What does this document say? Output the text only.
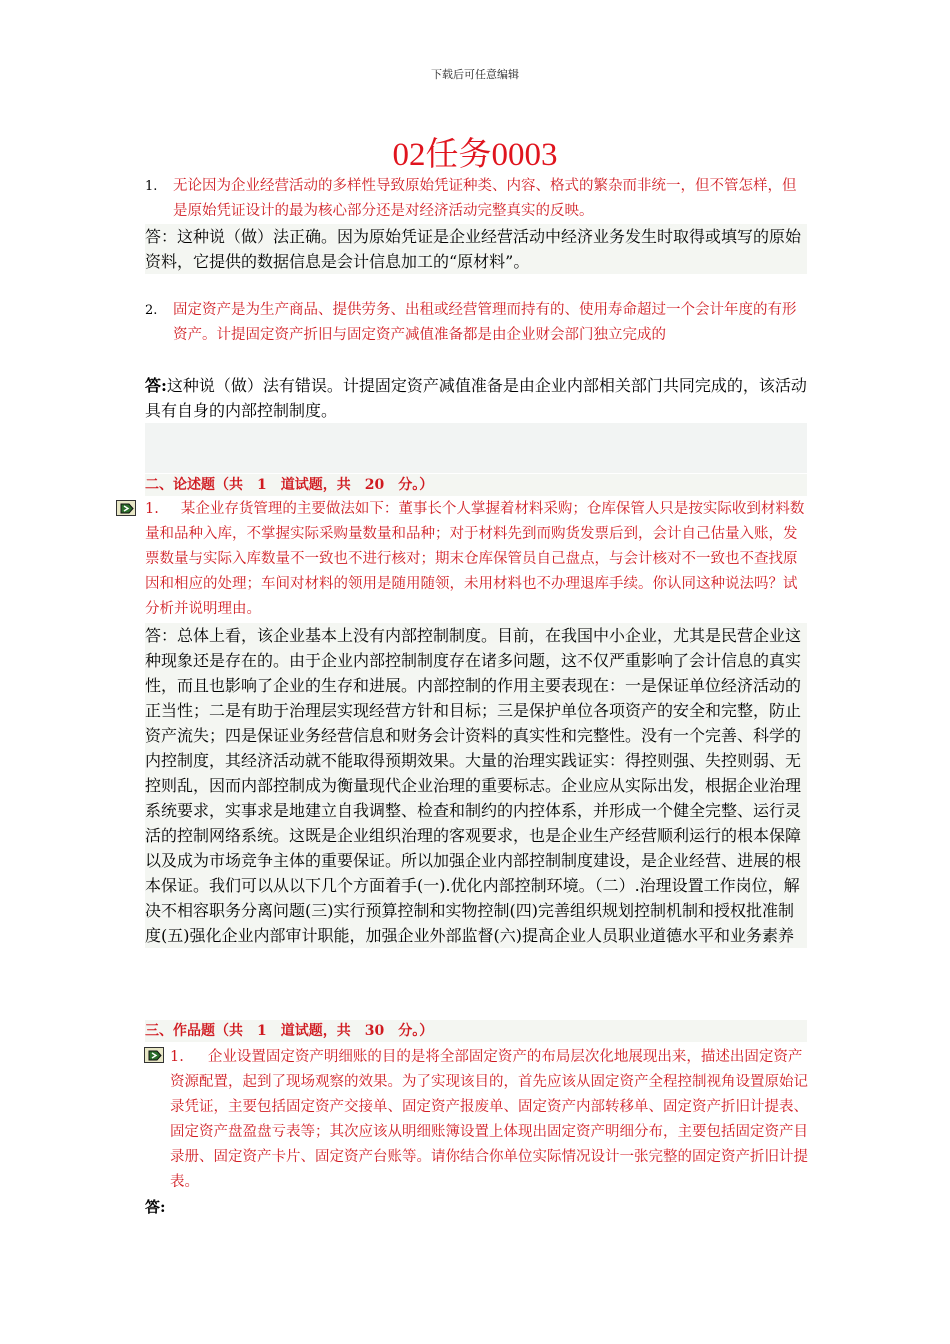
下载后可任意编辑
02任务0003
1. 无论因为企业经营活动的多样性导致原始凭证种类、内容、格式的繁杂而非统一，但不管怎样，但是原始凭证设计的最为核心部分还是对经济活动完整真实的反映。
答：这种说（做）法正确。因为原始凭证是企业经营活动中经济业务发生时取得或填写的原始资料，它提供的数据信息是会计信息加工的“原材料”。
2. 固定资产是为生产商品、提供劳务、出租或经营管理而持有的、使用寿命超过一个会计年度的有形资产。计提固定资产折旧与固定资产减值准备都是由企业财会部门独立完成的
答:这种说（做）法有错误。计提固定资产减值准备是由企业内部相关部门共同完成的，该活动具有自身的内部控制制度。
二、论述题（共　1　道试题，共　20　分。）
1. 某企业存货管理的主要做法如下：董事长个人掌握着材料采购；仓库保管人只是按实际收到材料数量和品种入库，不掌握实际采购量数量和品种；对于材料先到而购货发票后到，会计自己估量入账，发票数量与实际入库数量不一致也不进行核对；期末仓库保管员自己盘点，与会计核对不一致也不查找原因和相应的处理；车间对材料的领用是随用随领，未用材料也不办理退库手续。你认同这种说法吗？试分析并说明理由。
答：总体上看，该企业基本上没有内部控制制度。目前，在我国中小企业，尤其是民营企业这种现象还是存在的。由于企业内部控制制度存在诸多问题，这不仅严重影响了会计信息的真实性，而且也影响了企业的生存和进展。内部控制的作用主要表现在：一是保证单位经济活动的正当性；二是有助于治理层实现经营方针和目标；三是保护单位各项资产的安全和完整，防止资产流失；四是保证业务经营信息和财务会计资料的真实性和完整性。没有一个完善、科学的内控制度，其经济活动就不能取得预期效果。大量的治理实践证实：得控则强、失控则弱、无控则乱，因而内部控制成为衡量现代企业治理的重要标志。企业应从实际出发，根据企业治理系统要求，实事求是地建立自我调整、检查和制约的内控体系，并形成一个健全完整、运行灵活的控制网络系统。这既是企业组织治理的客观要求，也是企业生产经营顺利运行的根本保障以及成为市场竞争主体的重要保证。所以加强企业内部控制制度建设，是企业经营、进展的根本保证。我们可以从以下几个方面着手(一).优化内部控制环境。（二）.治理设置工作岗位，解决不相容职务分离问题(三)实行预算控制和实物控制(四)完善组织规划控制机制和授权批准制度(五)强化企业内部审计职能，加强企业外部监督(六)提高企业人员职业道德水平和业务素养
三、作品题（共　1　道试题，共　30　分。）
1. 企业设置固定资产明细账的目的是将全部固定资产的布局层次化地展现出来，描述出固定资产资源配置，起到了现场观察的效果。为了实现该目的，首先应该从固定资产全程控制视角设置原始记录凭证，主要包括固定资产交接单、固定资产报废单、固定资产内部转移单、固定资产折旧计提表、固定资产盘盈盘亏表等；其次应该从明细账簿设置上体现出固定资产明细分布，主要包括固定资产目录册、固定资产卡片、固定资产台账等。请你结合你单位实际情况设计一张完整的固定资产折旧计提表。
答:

• **What you should do**: Leave the images out, please, and restate each line word for word.

• **Full answer**:
What does this document say? Output the text only.
下载后可任意编辑
02任务0003
1. 无论因为企业经营活动的多样性导致原始凭证种类、内容、格式的繁杂而非统一，但不管怎样，但是原始凭证设计的最为核心部分还是对经济活动完整真实的反映。
答：这种说（做）法正确。因为原始凭证是企业经营活动中经济业务发生时取得或填写的原始资料，它提供的数据信息是会计信息加工的“原材料”。
2. 固定资产是为生产商品、提供劳务、出租或经营管理而持有的、使用寿命超过一个会计年度的有形资产。计提固定资产折旧与固定资产减值准备都是由企业财会部门独立完成的
答:这种说（做）法有错误。计提固定资产减值准备是由企业内部相关部门共同完成的，该活动具有自身的内部控制制度。
二、论述题（共　1　道试题，共　20　分。）
1. 某企业存货管理的主要做法如下：董事长个人掌握着材料采购；仓库保管人只是按实际收到材料数量和品种入库，不掌握实际采购量数量和品种；对于材料先到而购货发票后到，会计自己估量入账，发票数量与实际入库数量不一致也不进行核对；期末仓库保管员自己盘点，与会计核对不一致也不查找原因和相应的处理；车间对材料的领用是随用随领，未用材料也不办理退库手续。你认同这种说法吗？试分析并说明理由。
答：总体上看，该企业基本上没有内部控制制度。目前，在我国中小企业，尤其是民营企业这种现象还是存在的。由于企业内部控制制度存在诸多问题，这不仅严重影响了会计信息的真实性，而且也影响了企业的生存和进展。内部控制的作用主要表现在：一是保证单位经济活动的正当性；二是有助于治理层实现经营方针和目标；三是保护单位各项资产的安全和完整，防止资产流失；四是保证业务经营信息和财务会计资料的真实性和完整性。没有一个完善、科学的内控制度，其经济活动就不能取得预期效果。大量的治理实践证实：得控则强、失控则弱、无控则乱，因而内部控制成为衡量现代企业治理的重要标志。企业应从实际出发，根据企业治理系统要求，实事求是地建立自我调整、检查和制约的内控体系，并形成一个健全完整、运行灵活的控制网络系统。这既是企业组织治理的客观要求，也是企业生产经营顺利运行的根本保障以及成为市场竞争主体的重要保证。所以加强企业内部控制制度建设，是企业经营、进展的根本保证。我们可以从以下几个方面着手(一).优化内部控制环境。（二）.治理设置工作岗位，解决不相容职务分离问题(三)实行预算控制和实物控制(四)完善组织规划控制机制和授权批准制度(五)强化企业内部审计职能，加强企业外部监督(六)提高企业人员职业道德水平和业务素养
三、作品题（共　1　道试题，共　30　分。）
1. 企业设置固定资产明细账的目的是将全部固定资产的布局层次化地展现出来，描述出固定资产资源配置，起到了现场观察的效果。为了实现该目的，首先应该从固定资产全程控制视角设置原始记录凭证，主要包括固定资产交接单、固定资产报废单、固定资产内部转移单、固定资产折旧计提表、固定资产盘盈盘亏表等；其次应该从明细账簿设置上体现出固定资产明细分布，主要包括固定资产目录册、固定资产卡片、固定资产台账等。请你结合你单位实际情况设计一张完整的固定资产折旧计提表。
答:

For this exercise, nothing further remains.